**Stored data entries**.
— begin —

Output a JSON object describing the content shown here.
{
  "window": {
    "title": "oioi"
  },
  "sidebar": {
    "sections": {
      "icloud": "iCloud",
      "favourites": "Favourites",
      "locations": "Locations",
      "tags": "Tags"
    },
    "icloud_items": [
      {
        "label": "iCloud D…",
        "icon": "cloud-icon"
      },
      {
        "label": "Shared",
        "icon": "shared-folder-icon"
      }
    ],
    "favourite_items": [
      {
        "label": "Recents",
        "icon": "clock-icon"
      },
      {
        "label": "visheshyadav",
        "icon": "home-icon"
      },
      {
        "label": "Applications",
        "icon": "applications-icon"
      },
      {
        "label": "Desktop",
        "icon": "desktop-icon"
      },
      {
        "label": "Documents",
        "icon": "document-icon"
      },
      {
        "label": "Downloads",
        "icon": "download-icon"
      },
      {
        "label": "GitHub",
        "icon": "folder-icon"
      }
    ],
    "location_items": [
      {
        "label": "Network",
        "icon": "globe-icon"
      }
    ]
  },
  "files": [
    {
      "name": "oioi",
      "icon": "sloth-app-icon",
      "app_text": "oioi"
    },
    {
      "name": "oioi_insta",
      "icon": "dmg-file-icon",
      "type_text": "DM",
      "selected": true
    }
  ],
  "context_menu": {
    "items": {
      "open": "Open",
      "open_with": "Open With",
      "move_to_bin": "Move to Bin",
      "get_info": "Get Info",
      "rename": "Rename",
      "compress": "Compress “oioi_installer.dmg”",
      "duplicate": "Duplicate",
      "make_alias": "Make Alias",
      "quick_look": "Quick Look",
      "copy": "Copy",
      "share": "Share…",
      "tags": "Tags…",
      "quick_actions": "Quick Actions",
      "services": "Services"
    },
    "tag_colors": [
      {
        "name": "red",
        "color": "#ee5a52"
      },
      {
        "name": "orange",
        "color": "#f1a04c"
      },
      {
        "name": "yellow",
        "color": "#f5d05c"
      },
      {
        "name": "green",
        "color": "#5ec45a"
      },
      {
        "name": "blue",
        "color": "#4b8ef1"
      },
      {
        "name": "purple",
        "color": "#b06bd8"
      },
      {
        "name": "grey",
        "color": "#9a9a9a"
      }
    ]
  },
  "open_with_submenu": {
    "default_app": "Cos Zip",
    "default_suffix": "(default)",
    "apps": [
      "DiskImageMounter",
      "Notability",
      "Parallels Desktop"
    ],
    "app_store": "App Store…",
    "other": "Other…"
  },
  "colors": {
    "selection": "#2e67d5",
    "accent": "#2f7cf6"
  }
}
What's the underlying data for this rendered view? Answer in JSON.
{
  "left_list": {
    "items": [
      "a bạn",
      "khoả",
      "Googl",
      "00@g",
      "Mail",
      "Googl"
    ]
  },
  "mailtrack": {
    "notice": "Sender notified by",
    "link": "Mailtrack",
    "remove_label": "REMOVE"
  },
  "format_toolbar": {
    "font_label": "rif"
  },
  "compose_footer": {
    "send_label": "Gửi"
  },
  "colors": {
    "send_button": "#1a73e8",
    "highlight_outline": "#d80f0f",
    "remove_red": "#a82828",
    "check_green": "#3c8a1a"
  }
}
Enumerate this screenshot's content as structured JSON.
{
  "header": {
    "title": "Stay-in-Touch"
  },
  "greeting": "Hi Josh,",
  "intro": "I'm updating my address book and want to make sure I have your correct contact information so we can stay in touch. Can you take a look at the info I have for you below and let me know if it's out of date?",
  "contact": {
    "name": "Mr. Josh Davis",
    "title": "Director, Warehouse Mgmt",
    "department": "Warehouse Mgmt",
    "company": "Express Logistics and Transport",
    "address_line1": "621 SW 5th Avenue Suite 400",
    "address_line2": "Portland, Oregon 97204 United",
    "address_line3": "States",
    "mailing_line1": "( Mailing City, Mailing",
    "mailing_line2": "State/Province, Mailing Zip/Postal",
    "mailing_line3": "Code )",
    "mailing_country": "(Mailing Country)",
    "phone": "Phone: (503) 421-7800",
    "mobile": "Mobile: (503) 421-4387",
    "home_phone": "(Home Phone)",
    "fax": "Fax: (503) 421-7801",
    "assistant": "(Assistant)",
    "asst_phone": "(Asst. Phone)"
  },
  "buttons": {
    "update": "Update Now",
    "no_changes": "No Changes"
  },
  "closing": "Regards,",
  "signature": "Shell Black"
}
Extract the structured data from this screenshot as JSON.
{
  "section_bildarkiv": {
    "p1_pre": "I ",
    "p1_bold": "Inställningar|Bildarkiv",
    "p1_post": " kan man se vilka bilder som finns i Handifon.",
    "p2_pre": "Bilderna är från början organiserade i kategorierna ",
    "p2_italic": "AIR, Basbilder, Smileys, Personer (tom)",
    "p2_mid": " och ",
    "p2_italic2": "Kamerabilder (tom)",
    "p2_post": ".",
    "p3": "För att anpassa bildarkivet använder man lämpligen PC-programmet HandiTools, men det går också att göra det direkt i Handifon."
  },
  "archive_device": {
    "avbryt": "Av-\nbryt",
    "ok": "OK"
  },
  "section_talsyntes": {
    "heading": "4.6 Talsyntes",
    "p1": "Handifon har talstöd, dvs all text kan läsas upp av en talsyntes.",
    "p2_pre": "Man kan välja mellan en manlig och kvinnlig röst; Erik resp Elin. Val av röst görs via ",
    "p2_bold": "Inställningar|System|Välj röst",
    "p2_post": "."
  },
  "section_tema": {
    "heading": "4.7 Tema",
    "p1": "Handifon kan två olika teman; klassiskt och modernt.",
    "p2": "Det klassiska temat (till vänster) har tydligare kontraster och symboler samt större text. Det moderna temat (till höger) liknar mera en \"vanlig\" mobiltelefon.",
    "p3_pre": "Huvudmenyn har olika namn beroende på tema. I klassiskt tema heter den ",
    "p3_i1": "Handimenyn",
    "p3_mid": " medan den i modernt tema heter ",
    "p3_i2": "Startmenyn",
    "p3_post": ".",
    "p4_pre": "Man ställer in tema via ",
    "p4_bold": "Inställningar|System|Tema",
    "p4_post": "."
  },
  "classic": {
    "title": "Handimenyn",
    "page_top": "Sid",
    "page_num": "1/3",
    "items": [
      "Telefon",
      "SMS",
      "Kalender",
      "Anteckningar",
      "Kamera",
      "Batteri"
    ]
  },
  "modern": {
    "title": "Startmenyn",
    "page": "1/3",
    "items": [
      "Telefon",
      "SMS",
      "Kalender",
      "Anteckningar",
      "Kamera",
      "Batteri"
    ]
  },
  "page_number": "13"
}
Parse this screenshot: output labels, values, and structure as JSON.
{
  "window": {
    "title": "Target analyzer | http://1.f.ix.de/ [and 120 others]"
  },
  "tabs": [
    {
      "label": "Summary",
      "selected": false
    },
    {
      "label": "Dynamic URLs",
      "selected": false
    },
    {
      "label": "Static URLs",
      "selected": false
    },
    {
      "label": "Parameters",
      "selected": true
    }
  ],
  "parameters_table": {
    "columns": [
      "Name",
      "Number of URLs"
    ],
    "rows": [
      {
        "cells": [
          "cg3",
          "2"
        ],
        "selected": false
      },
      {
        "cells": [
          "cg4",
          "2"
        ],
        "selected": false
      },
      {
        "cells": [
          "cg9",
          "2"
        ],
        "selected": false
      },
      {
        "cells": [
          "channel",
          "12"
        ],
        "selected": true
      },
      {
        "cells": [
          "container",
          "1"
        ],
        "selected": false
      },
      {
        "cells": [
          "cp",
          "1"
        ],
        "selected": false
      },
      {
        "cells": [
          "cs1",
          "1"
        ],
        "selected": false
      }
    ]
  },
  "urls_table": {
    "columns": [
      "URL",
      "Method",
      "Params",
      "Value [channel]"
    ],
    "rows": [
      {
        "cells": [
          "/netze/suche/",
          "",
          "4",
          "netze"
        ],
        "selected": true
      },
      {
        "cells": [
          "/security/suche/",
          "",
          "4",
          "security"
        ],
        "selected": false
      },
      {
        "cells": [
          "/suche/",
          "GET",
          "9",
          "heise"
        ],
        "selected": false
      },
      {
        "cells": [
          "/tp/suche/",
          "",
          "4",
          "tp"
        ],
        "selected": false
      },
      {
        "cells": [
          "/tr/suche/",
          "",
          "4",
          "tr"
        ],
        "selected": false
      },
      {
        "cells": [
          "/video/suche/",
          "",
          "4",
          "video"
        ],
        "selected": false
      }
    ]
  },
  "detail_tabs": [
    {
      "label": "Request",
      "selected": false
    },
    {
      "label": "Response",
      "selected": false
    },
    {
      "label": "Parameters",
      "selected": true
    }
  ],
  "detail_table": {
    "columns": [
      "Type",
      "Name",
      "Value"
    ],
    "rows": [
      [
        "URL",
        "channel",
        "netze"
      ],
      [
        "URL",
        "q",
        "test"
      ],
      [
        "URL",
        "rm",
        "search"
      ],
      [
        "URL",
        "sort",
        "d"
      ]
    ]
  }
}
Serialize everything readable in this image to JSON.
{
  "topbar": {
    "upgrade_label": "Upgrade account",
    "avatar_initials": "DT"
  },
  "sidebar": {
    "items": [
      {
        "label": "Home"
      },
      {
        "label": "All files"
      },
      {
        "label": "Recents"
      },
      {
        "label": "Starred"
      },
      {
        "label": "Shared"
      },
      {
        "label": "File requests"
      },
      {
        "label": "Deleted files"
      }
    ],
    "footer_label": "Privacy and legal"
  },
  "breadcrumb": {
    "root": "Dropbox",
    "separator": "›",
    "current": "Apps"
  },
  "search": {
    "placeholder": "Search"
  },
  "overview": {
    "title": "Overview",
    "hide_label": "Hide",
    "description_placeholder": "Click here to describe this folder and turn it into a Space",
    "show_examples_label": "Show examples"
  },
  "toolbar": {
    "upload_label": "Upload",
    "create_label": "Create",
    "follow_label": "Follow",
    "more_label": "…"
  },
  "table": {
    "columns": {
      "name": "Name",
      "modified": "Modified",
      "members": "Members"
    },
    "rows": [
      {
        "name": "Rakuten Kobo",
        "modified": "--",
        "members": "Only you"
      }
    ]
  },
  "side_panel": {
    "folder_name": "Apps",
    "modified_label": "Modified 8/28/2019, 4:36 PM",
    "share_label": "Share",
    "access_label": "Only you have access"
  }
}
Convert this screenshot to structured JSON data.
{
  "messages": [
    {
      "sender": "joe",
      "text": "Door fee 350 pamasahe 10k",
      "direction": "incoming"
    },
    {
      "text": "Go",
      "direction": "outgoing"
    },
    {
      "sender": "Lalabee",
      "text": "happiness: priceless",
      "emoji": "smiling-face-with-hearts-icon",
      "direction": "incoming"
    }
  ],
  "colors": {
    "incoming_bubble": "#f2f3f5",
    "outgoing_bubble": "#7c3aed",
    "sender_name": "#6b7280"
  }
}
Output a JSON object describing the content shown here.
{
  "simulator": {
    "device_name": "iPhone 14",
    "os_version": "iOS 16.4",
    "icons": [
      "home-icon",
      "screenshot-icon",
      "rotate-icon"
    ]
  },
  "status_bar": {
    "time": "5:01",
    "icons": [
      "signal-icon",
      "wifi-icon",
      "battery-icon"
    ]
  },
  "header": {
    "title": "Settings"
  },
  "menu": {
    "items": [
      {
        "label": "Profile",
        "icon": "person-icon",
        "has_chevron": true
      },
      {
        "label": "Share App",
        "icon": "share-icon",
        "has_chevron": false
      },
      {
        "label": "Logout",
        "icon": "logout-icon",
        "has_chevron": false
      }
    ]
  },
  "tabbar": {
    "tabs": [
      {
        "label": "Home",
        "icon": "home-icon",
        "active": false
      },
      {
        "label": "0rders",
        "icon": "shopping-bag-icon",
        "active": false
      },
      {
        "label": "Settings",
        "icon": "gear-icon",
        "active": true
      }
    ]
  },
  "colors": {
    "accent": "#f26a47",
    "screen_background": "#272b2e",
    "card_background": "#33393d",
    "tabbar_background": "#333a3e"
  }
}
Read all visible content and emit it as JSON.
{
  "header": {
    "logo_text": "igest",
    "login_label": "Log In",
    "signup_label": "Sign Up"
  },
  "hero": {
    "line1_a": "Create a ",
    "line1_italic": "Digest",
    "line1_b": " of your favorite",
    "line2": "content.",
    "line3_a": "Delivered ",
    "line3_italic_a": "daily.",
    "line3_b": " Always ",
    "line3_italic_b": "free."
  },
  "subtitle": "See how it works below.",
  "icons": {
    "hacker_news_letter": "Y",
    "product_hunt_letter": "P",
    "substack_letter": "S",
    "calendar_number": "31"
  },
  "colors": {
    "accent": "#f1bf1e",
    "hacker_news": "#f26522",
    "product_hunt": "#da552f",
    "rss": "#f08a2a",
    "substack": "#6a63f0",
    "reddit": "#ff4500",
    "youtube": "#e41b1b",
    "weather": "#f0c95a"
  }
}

— end —

**DIRECTIONS**. Which lines in the listing above hold the word "files"? Show each of them.

**OUTPUT OF THE TASK**.
  "files": [
        "label": "All files"
        "label": "Deleted files"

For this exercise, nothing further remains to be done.